→ Material to process
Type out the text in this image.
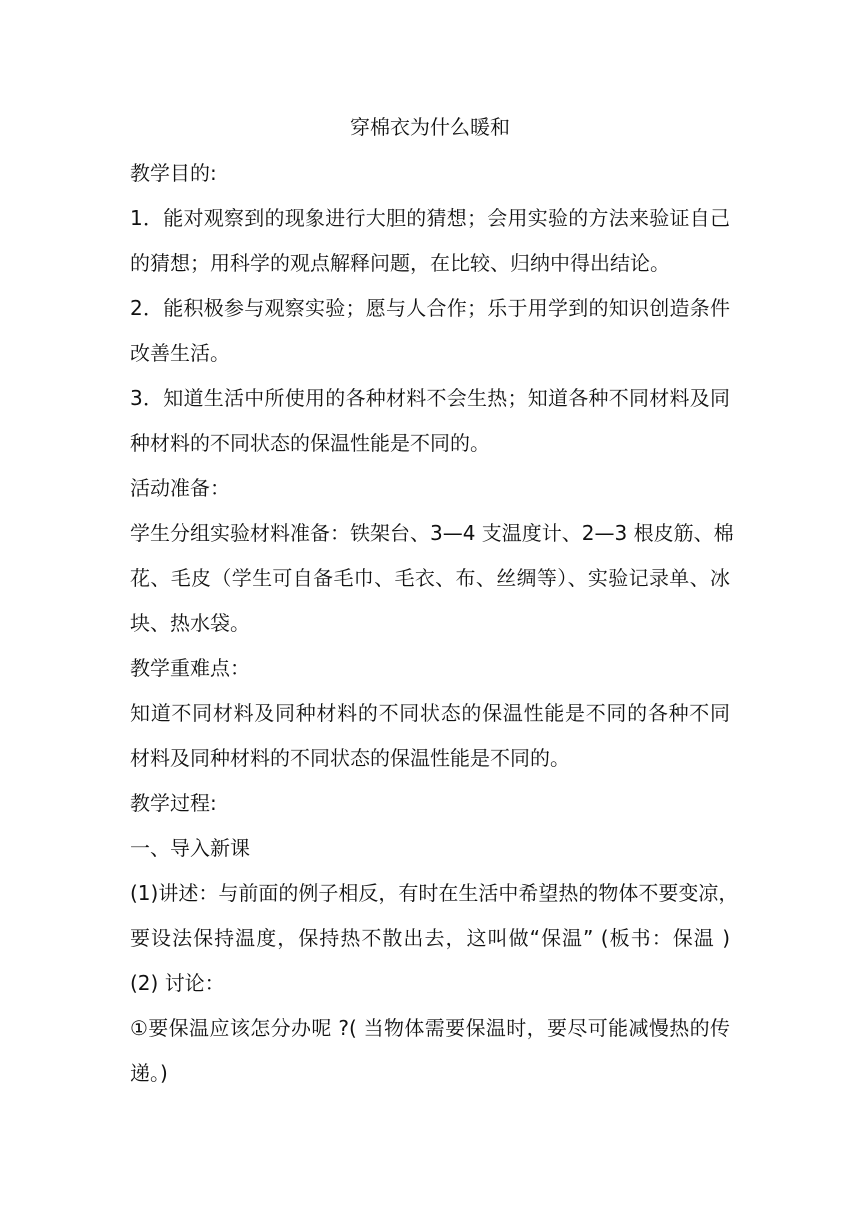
穿棉衣为什么暖和
教学目的:
1．能对观察到的现象进行大胆的猜想；会用实验的方法来验证自己
的猜想；用科学的观点解释问题，在比较、归纳中得出结论。
2．能积极参与观察实验；愿与人合作；乐于用学到的知识创造条件
改善生活。
3．知道生活中所使用的各种材料不会生热；知道各种不同材料及同
种材料的不同状态的保温性能是不同的。
活动准备：
学生分组实验材料准备：铁架台、3—4 支温度计、2—3 根皮筋、棉
花、毛皮（学生可自备毛巾、毛衣、布、丝绸等）、实验记录单、冰
块、热水袋。
教学重难点：
知道不同材料及同种材料的不同状态的保温性能是不同的各种不同
材料及同种材料的不同状态的保温性能是不同的。
教学过程:
一、导入新课
(1)讲述：与前面的例子相反，有时在生活中希望热的物体不要变凉，
要设法保持温度，保持热不散出去，这叫做“保温” (板书：保温 )
(2) 讨论：
①要保温应该怎分办呢 ?( 当物体需要保温时，要尽可能减慢热的传
递。)
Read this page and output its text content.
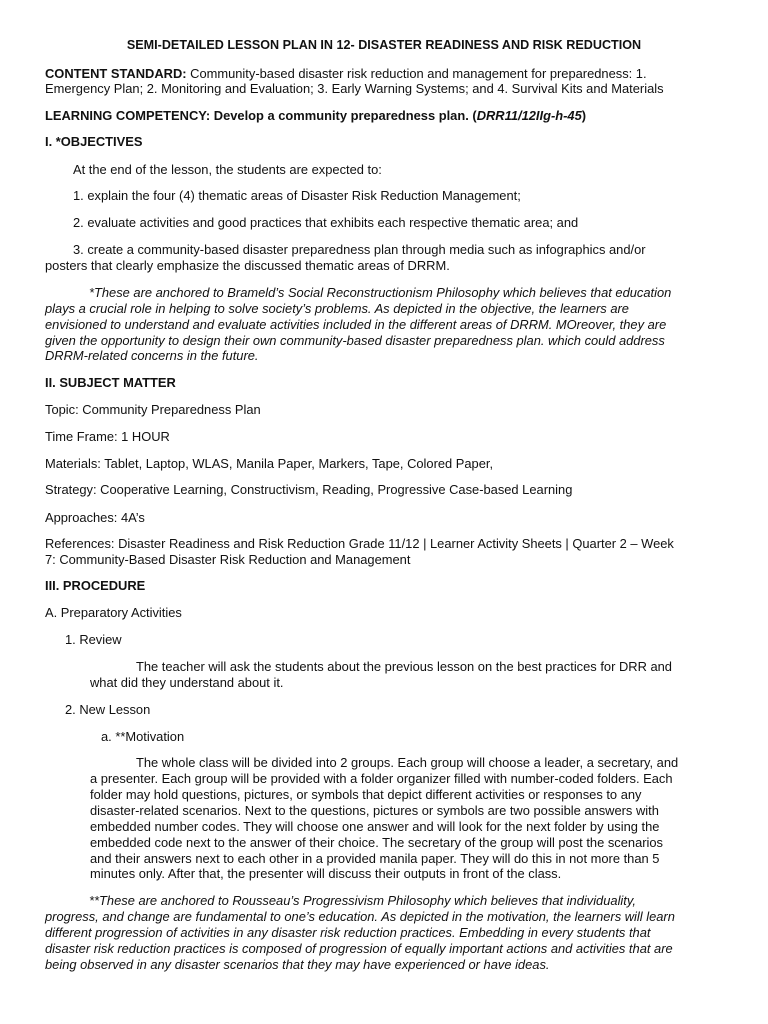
SEMI-DETAILED LESSON PLAN IN 12- DISASTER READINESS AND RISK REDUCTION
CONTENT STANDARD: Community-based disaster risk reduction and management for preparedness: 1.
Emergency Plan; 2. Monitoring and Evaluation; 3. Early Warning Systems; and 4. Survival Kits and Materials
LEARNING COMPETENCY: Develop a community preparedness plan. (DRR11/12IIg-h-45)
I. *OBJECTIVES
At the end of the lesson, the students are expected to:
1. explain the four (4) thematic areas of Disaster Risk Reduction Management;
2. evaluate activities and good practices that exhibits each respective thematic area; and
3. create a community-based disaster preparedness plan through media such as infographics and/or
posters that clearly emphasize the discussed thematic areas of DRRM.
*These are anchored to Brameld’s Social Reconstructionism Philosophy which believes that education
plays a crucial role in helping to solve society’s problems. As depicted in the objective, the learners are
envisioned to understand and evaluate activities included in the different areas of DRRM. MOreover, they are
given the opportunity to design their own community-based disaster preparedness plan. which could address
DRRM-related concerns in the future.
II. SUBJECT MATTER
Topic: Community Preparedness Plan
Time Frame: 1 HOUR
Materials: Tablet, Laptop, WLAS, Manila Paper, Markers, Tape, Colored Paper,
Strategy: Cooperative Learning, Constructivism, Reading, Progressive Case-based Learning
Approaches: 4A’s
References: Disaster Readiness and Risk Reduction Grade 11/12 | Learner Activity Sheets | Quarter 2 – Week
7: Community-Based Disaster Risk Reduction and Management
III. PROCEDURE
A. Preparatory Activities
1. Review
The teacher will ask the students about the previous lesson on the best practices for DRR and
what did they understand about it.
2. New Lesson
a. **Motivation
The whole class will be divided into 2 groups. Each group will choose a leader, a secretary, and
a presenter. Each group will be provided with a folder organizer filled with number-coded folders. Each
folder may hold questions, pictures, or symbols that depict different activities or responses to any
disaster-related scenarios. Next to the questions, pictures or symbols are two possible answers with
embedded number codes. They will choose one answer and will look for the next folder by using the
embedded code next to the answer of their choice. The secretary of the group will post the scenarios
and their answers next to each other in a provided manila paper. They will do this in not more than 5
minutes only. After that, the presenter will discuss their outputs in front of the class.
**These are anchored to Rousseau’s Progressivism Philosophy which believes that individuality,
progress, and change are fundamental to one’s education. As depicted in the motivation, the learners will learn
different progression of activities in any disaster risk reduction practices. Embedding in every students that
disaster risk reduction practices is composed of progression of equally important actions and activities that are
being observed in any disaster scenarios that they may have experienced or have ideas.
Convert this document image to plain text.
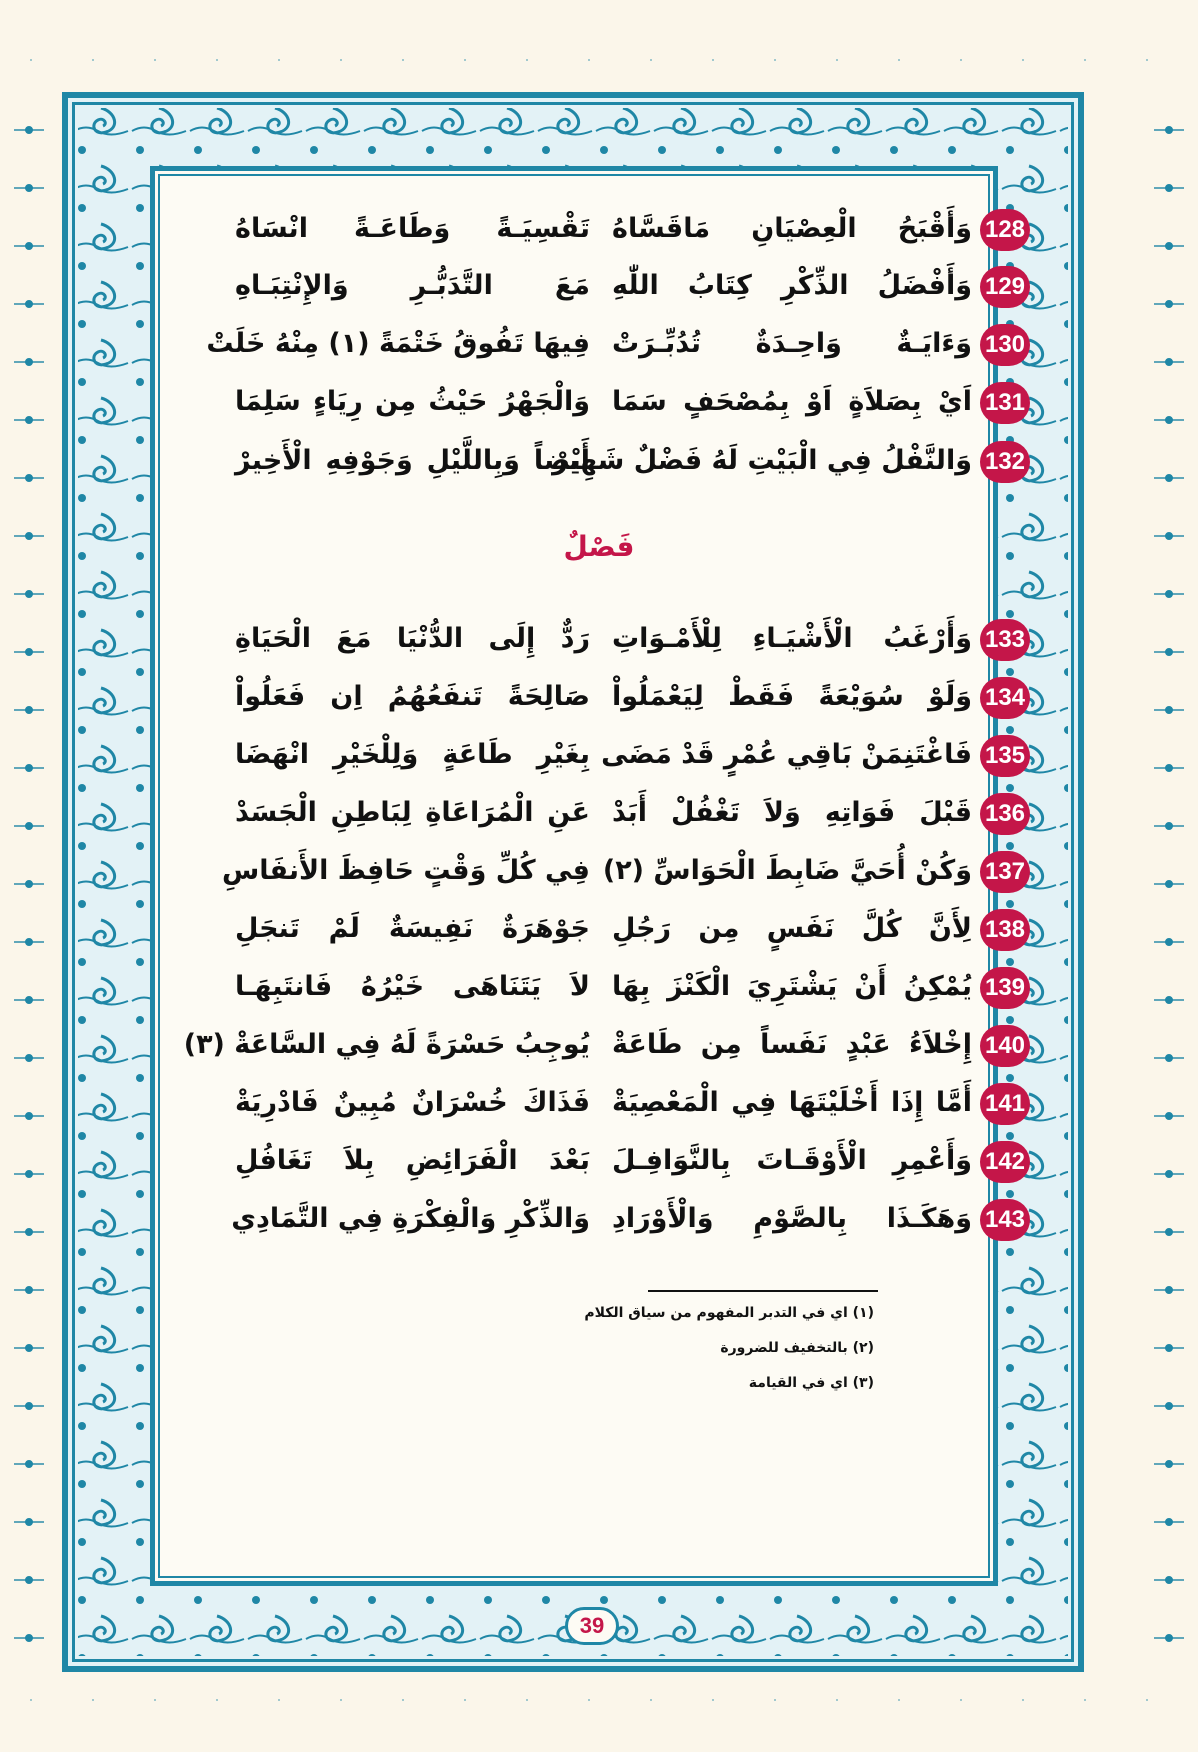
128
وَأَقْبَحُ الْعِصْيَانِ مَاقَسَّاهُ
تَقْسِيَـةً وَطَاعَـةً انْسَاهُ
129
وَأَفْضَلُ الذِّكْرِ كِتَابُ اللّٰهِ
مَعَ التَّدَبُّـرِ وَالإِنْتِبَـاهِ
130
وَءَايَـةٌ وَاحِـدَةٌ تُدُبِّـرَتْ
فِيهَا تَفُوقُ خَتْمَةً (١) مِنْهُ خَلَتْ
131
اَيْ بِصَلاَةٍ اَوْ بِمُصْحَفٍ سَمَا
وَالْجَهْرُ حَيْثُ مِن رِيَاءٍ سَلِمَا
132
وَالنَّفْلُ فِي الْبَيْتِ لَهُ فَضْلٌ شَهِيرْ
أَيْضاً وَبِاللَّيْلِ وَجَوْفِهِ الْأَخِيرْ
133
وَأَرْغَبُ الْأَشْيَـاءِ لِلْأَمْـوَاتِ
رَدٌّ إِلَى الدُّنْيَا مَعَ الْحَيَاةِ
134
وَلَوْ سُوَيْعَةً فَقَطْ لِيَعْمَلُواْ
صَالِحَةً تَنفَعُهُمُ اِن فَعَلُواْ
135
فَاغْتَنِمَنْ بَاقِي عُمْرٍ قَدْ مَضَى
بِغَيْرِ طَاعَةٍ وَلِلْخَيْرِ انْهَضَا
136
قَبْلَ فَوَاتِهِ وَلاَ تَغْفُلْ أَبَدْ
عَنِ الْمُرَاعَاةِ لِبَاطِنِ الْجَسَدْ
137
وَكُنْ أُحَيَّ ضَابِطَ الْحَوَاسِّ (٢)
فِي كُلِّ وَقْتٍ حَافِظَ الأَنفَاسِ
138
لِأَنَّ كُلَّ نَفَسٍ مِن رَجُلِ
جَوْهَرَةٌ نَفِيسَةٌ لَمْ تَنجَلِ
139
يُمْكِنُ أَنْ يَشْتَرِيَ الْكَنْزَ بِهَا
لاَ يَتَنَاهَى خَيْرُهُ فَانتَبِهَـا
140
إِخْلاَءُ عَبْدٍ نَفَساً مِن طَاعَةْ
يُوجِبُ حَسْرَةً لَهُ فِي السَّاعَةْ (٣)
141
أَمَّا إِذَا أَخْلَيْتَهَا فِي الْمَعْصِيَةْ
فَذَاكَ خُسْرَانٌ مُبِينٌ فَادْرِيَةْ
142
وَأَعْمِرِ الْأَوْقَـاتَ بِالنَّوَافِـلَ
بَعْدَ الْفَرَائِضِ بِلاَ تَغَافُلِ
143
وَهَكَـذَا بِالصَّوْمِ وَالْأَوْرَادِ
وَالذِّكْرِ وَالْفِكْرَةِ فِي التَّمَادِي
فَصْلٌ
(١) اي في التدبر المفهوم من سياق الكلام
(٢) بالتخفيف للضرورة
(٣) اي في القيامة
39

→ Exercise brief
Without the pictures, copy the material exactly as given.

→ Result
Type out the text in this image.
穿棉衣为什么暖和
教学目的:
1．能对观察到的现象进行大胆的猜想；会用实验的方法来验证自己
的猜想；用科学的观点解释问题，在比较、归纳中得出结论。
2．能积极参与观察实验；愿与人合作；乐于用学到的知识创造条件
改善生活。
3．知道生活中所使用的各种材料不会生热；知道各种不同材料及同
种材料的不同状态的保温性能是不同的。
活动准备：
学生分组实验材料准备：铁架台、3—4 支温度计、2—3 根皮筋、棉
花、毛皮（学生可自备毛巾、毛衣、布、丝绸等）、实验记录单、冰
块、热水袋。
教学重难点：
知道不同材料及同种材料的不同状态的保温性能是不同的各种不同
材料及同种材料的不同状态的保温性能是不同的。
教学过程:
一、导入新课
(1)讲述：与前面的例子相反，有时在生活中希望热的物体不要变凉，
要设法保持温度，保持热不散出去，这叫做“保温” (板书：保温 )
(2) 讨论：
①要保温应该怎分办呢 ?( 当物体需要保温时，要尽可能减慢热的传
递。)
Read this page and output its text content.
SEMI-DETAILED LESSON PLAN IN 12- DISASTER READINESS AND RISK REDUCTION
CONTENT STANDARD: Community-based disaster risk reduction and management for preparedness: 1.
Emergency Plan; 2. Monitoring and Evaluation; 3. Early Warning Systems; and 4. Survival Kits and Materials
LEARNING COMPETENCY: Develop a community preparedness plan. (DRR11/12IIg-h-45)
I. *OBJECTIVES
At the end of the lesson, the students are expected to:
1. explain the four (4) thematic areas of Disaster Risk Reduction Management;
2. evaluate activities and good practices that exhibits each respective thematic area; and
3. create a community-based disaster preparedness plan through media such as infographics and/or
posters that clearly emphasize the discussed thematic areas of DRRM.
*These are anchored to Brameld’s Social Reconstructionism Philosophy which believes that education
plays a crucial role in helping to solve society’s problems. As depicted in the objective, the learners are
envisioned to understand and evaluate activities included in the different areas of DRRM. MOreover, they are
given the opportunity to design their own community-based disaster preparedness plan. which could address
DRRM-related concerns in the future.
II. SUBJECT MATTER
Topic: Community Preparedness Plan
Time Frame: 1 HOUR
Materials: Tablet, Laptop, WLAS, Manila Paper, Markers, Tape, Colored Paper,
Strategy: Cooperative Learning, Constructivism, Reading, Progressive Case-based Learning
Approaches: 4A’s
References: Disaster Readiness and Risk Reduction Grade 11/12 | Learner Activity Sheets | Quarter 2 – Week
7: Community-Based Disaster Risk Reduction and Management
III. PROCEDURE
A. Preparatory Activities
1. Review
The teacher will ask the students about the previous lesson on the best practices for DRR and
what did they understand about it.
2. New Lesson
a. **Motivation
The whole class will be divided into 2 groups. Each group will choose a leader, a secretary, and
a presenter. Each group will be provided with a folder organizer filled with number-coded folders. Each
folder may hold questions, pictures, or symbols that depict different activities or responses to any
disaster-related scenarios. Next to the questions, pictures or symbols are two possible answers with
embedded number codes. They will choose one answer and will look for the next folder by using the
embedded code next to the answer of their choice. The secretary of the group will post the scenarios
and their answers next to each other in a provided manila paper. They will do this in not more than 5
minutes only. After that, the presenter will discuss their outputs in front of the class.
**These are anchored to Rousseau’s Progressivism Philosophy which believes that individuality,
progress, and change are fundamental to one’s education. As depicted in the motivation, the learners will learn
different progression of activities in any disaster risk reduction practices. Embedding in every students that
disaster risk reduction practices is composed of progression of equally important actions and activities that are
being observed in any disaster scenarios that they may have experienced or have ideas.
Convert this document image to plain text.
128
وَأَقْبَحُ الْعِصْيَانِ مَاقَسَّاهُ
تَقْسِيَـةً وَطَاعَـةً انْسَاهُ
129
وَأَفْضَلُ الذِّكْرِ كِتَابُ اللّٰهِ
مَعَ التَّدَبُّـرِ وَالإِنْتِبَـاهِ
130
وَءَايَـةٌ وَاحِـدَةٌ تُدُبِّـرَتْ
فِيهَا تَفُوقُ خَتْمَةً (١) مِنْهُ خَلَتْ
131
اَيْ بِصَلاَةٍ اَوْ بِمُصْحَفٍ سَمَا
وَالْجَهْرُ حَيْثُ مِن رِيَاءٍ سَلِمَا
132
وَالنَّفْلُ فِي الْبَيْتِ لَهُ فَضْلٌ شَهِيرْ
أَيْضاً وَبِاللَّيْلِ وَجَوْفِهِ الْأَخِيرْ
133
وَأَرْغَبُ الْأَشْيَـاءِ لِلْأَمْـوَاتِ
رَدٌّ إِلَى الدُّنْيَا مَعَ الْحَيَاةِ
134
وَلَوْ سُوَيْعَةً فَقَطْ لِيَعْمَلُواْ
صَالِحَةً تَنفَعُهُمُ اِن فَعَلُواْ
135
فَاغْتَنِمَنْ بَاقِي عُمْرٍ قَدْ مَضَى
بِغَيْرِ طَاعَةٍ وَلِلْخَيْرِ انْهَضَا
136
قَبْلَ فَوَاتِهِ وَلاَ تَغْفُلْ أَبَدْ
عَنِ الْمُرَاعَاةِ لِبَاطِنِ الْجَسَدْ
137
وَكُنْ أُحَيَّ ضَابِطَ الْحَوَاسِّ (٢)
فِي كُلِّ وَقْتٍ حَافِظَ الأَنفَاسِ
138
لِأَنَّ كُلَّ نَفَسٍ مِن رَجُلِ
جَوْهَرَةٌ نَفِيسَةٌ لَمْ تَنجَلِ
139
يُمْكِنُ أَنْ يَشْتَرِيَ الْكَنْزَ بِهَا
لاَ يَتَنَاهَى خَيْرُهُ فَانتَبِهَـا
140
إِخْلاَءُ عَبْدٍ نَفَساً مِن طَاعَةْ
يُوجِبُ حَسْرَةً لَهُ فِي السَّاعَةْ (٣)
141
أَمَّا إِذَا أَخْلَيْتَهَا فِي الْمَعْصِيَةْ
فَذَاكَ خُسْرَانٌ مُبِينٌ فَادْرِيَةْ
142
وَأَعْمِرِ الْأَوْقَـاتَ بِالنَّوَافِـلَ
بَعْدَ الْفَرَائِضِ بِلاَ تَغَافُلِ
143
وَهَكَـذَا بِالصَّوْمِ وَالْأَوْرَادِ
وَالذِّكْرِ وَالْفِكْرَةِ فِي التَّمَادِي
فَصْلٌ
(١) اي في التدبر المفهوم من سياق الكلام
(٢) بالتخفيف للضرورة
(٣) اي في القيامة
39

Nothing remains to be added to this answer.